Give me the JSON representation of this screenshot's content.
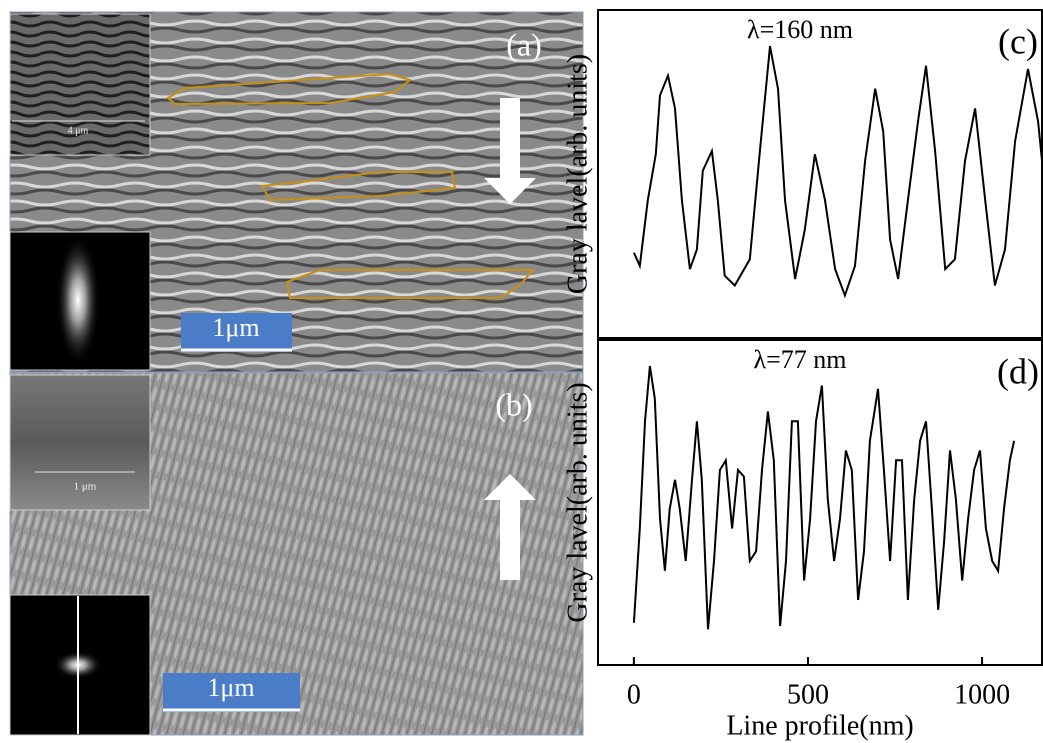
{
  "images": [
    {
      "label": "(a)",
      "scale_bar": "1μm",
      "inset_scale": "4 μm"
    },
    {
      "label": "(b)",
      "scale_bar": "1μm",
      "inset_scale": "1 μm"
    }
  ],
  "chart_data": [
    {
      "type": "line",
      "annotations": [
        "λ=160 nm",
        "(c)"
      ],
      "ylabel": "Gray lavel(arb. units)",
      "color": "#000000",
      "xlim": [
        -103,
        1175
      ],
      "ylim": [
        0,
        100
      ],
      "x": [
        0,
        17,
        40,
        63,
        75,
        98,
        118,
        138,
        161,
        181,
        198,
        224,
        241,
        261,
        290,
        333,
        362,
        391,
        414,
        434,
        463,
        491,
        520,
        549,
        578,
        606,
        635,
        664,
        693,
        716,
        736,
        759,
        787,
        816,
        839,
        865,
        894,
        922,
        951,
        980,
        1009,
        1037,
        1066,
        1095,
        1132,
        1161,
        1175
      ],
      "values": [
        26,
        22,
        42,
        56,
        74,
        80,
        70,
        42,
        21,
        27,
        51,
        57,
        42,
        19,
        16,
        24,
        57,
        89,
        76,
        42,
        18,
        33,
        56,
        42,
        21,
        13,
        22,
        54,
        76,
        63,
        30,
        18,
        42,
        66,
        83,
        57,
        21,
        24,
        54,
        70,
        42,
        16,
        27,
        60,
        82,
        66,
        51
      ]
    },
    {
      "type": "line",
      "annotations": [
        "λ=77 nm",
        "(d)"
      ],
      "ylabel": "Gray lavel(arb. units)",
      "xlabel": "Line profile(nm)",
      "color": "#000000",
      "xlim": [
        -103,
        1175
      ],
      "ylim": [
        0,
        100
      ],
      "xticks": [
        0,
        500,
        1000
      ],
      "x": [
        0,
        17,
        32,
        46,
        60,
        75,
        89,
        103,
        118,
        132,
        149,
        167,
        181,
        195,
        213,
        230,
        247,
        264,
        282,
        299,
        316,
        333,
        351,
        368,
        385,
        402,
        420,
        437,
        454,
        471,
        489,
        506,
        523,
        540,
        557,
        575,
        592,
        609,
        626,
        644,
        661,
        678,
        701,
        718,
        736,
        753,
        770,
        787,
        805,
        822,
        839,
        856,
        874,
        891,
        908,
        925,
        943,
        960,
        977,
        994,
        1011,
        1029,
        1046,
        1063,
        1080,
        1092
      ],
      "values": [
        13,
        42,
        75,
        92,
        82,
        45,
        29,
        48,
        57,
        48,
        32,
        57,
        75,
        57,
        11,
        32,
        60,
        63,
        42,
        60,
        58,
        32,
        35,
        60,
        78,
        63,
        12,
        32,
        75,
        75,
        26,
        45,
        75,
        86,
        51,
        32,
        45,
        66,
        60,
        20,
        35,
        69,
        85,
        60,
        32,
        63,
        63,
        20,
        51,
        69,
        75,
        48,
        17,
        38,
        66,
        51,
        26,
        45,
        60,
        66,
        42,
        32,
        29,
        48,
        63,
        69
      ]
    }
  ]
}
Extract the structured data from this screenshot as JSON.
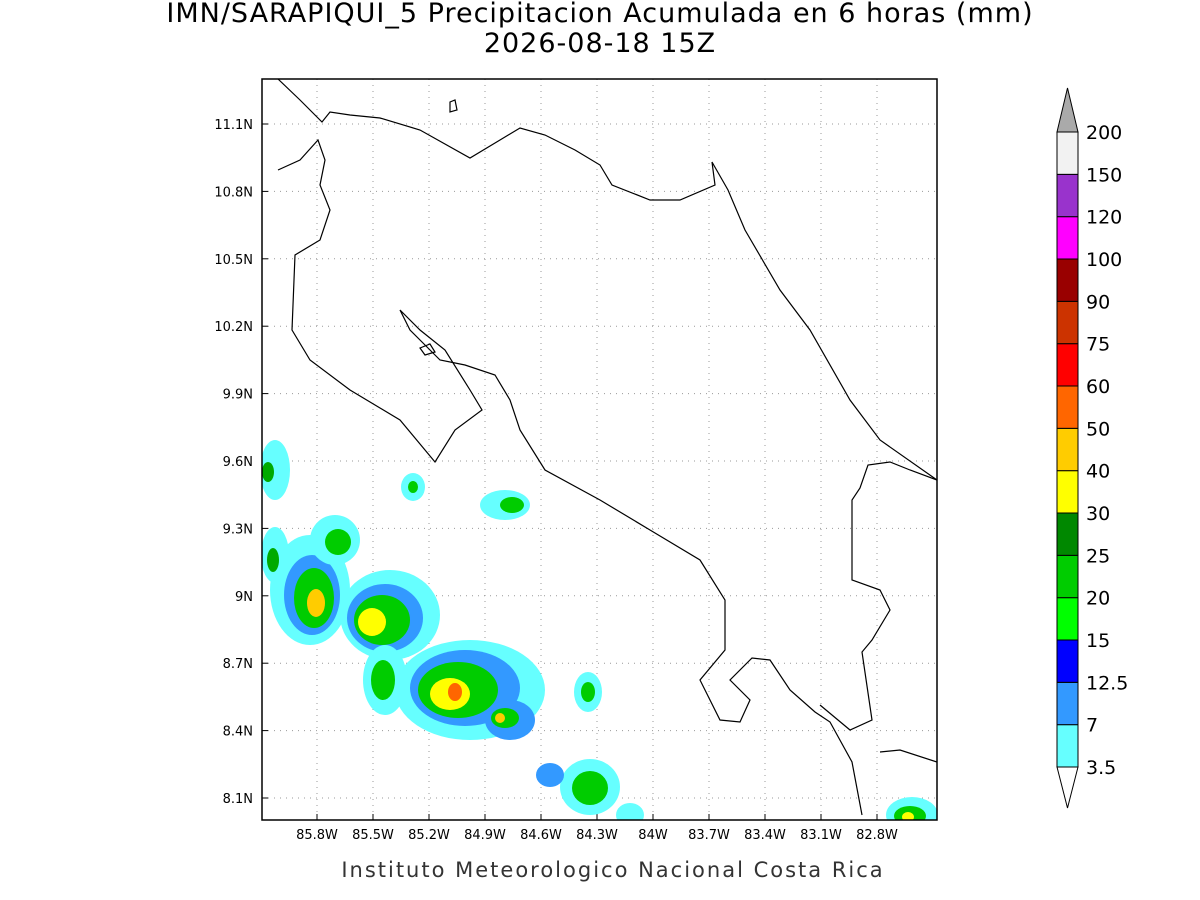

◆ TO BE DONE: Give the data above again in full and unchanged, skipping the pictures.

◆ EXERCISE ANSWER:
Give me the JSON representation of this screenshot's content.
{
  "images": [
    {
      "label": "(a)",
      "scale_bar": "1μm",
      "inset_scale": "4 μm"
    },
    {
      "label": "(b)",
      "scale_bar": "1μm",
      "inset_scale": "1 μm"
    }
  ],
  "chart_data": [
    {
      "type": "line",
      "annotations": [
        "λ=160 nm",
        "(c)"
      ],
      "ylabel": "Gray lavel(arb. units)",
      "color": "#000000",
      "xlim": [
        -103,
        1175
      ],
      "ylim": [
        0,
        100
      ],
      "x": [
        0,
        17,
        40,
        63,
        75,
        98,
        118,
        138,
        161,
        181,
        198,
        224,
        241,
        261,
        290,
        333,
        362,
        391,
        414,
        434,
        463,
        491,
        520,
        549,
        578,
        606,
        635,
        664,
        693,
        716,
        736,
        759,
        787,
        816,
        839,
        865,
        894,
        922,
        951,
        980,
        1009,
        1037,
        1066,
        1095,
        1132,
        1161,
        1175
      ],
      "values": [
        26,
        22,
        42,
        56,
        74,
        80,
        70,
        42,
        21,
        27,
        51,
        57,
        42,
        19,
        16,
        24,
        57,
        89,
        76,
        42,
        18,
        33,
        56,
        42,
        21,
        13,
        22,
        54,
        76,
        63,
        30,
        18,
        42,
        66,
        83,
        57,
        21,
        24,
        54,
        70,
        42,
        16,
        27,
        60,
        82,
        66,
        51
      ]
    },
    {
      "type": "line",
      "annotations": [
        "λ=77 nm",
        "(d)"
      ],
      "ylabel": "Gray lavel(arb. units)",
      "xlabel": "Line profile(nm)",
      "color": "#000000",
      "xlim": [
        -103,
        1175
      ],
      "ylim": [
        0,
        100
      ],
      "xticks": [
        0,
        500,
        1000
      ],
      "x": [
        0,
        17,
        32,
        46,
        60,
        75,
        89,
        103,
        118,
        132,
        149,
        167,
        181,
        195,
        213,
        230,
        247,
        264,
        282,
        299,
        316,
        333,
        351,
        368,
        385,
        402,
        420,
        437,
        454,
        471,
        489,
        506,
        523,
        540,
        557,
        575,
        592,
        609,
        626,
        644,
        661,
        678,
        701,
        718,
        736,
        753,
        770,
        787,
        805,
        822,
        839,
        856,
        874,
        891,
        908,
        925,
        943,
        960,
        977,
        994,
        1011,
        1029,
        1046,
        1063,
        1080,
        1092
      ],
      "values": [
        13,
        42,
        75,
        92,
        82,
        45,
        29,
        48,
        57,
        48,
        32,
        57,
        75,
        57,
        11,
        32,
        60,
        63,
        42,
        60,
        58,
        32,
        35,
        60,
        78,
        63,
        12,
        32,
        75,
        75,
        26,
        45,
        75,
        86,
        51,
        32,
        45,
        66,
        60,
        20,
        35,
        69,
        85,
        60,
        32,
        63,
        63,
        20,
        51,
        69,
        75,
        48,
        17,
        38,
        66,
        51,
        26,
        45,
        60,
        66,
        42,
        32,
        29,
        48,
        63,
        69
      ]
    }
  ]
}
Extract the structured data from this screenshot as JSON.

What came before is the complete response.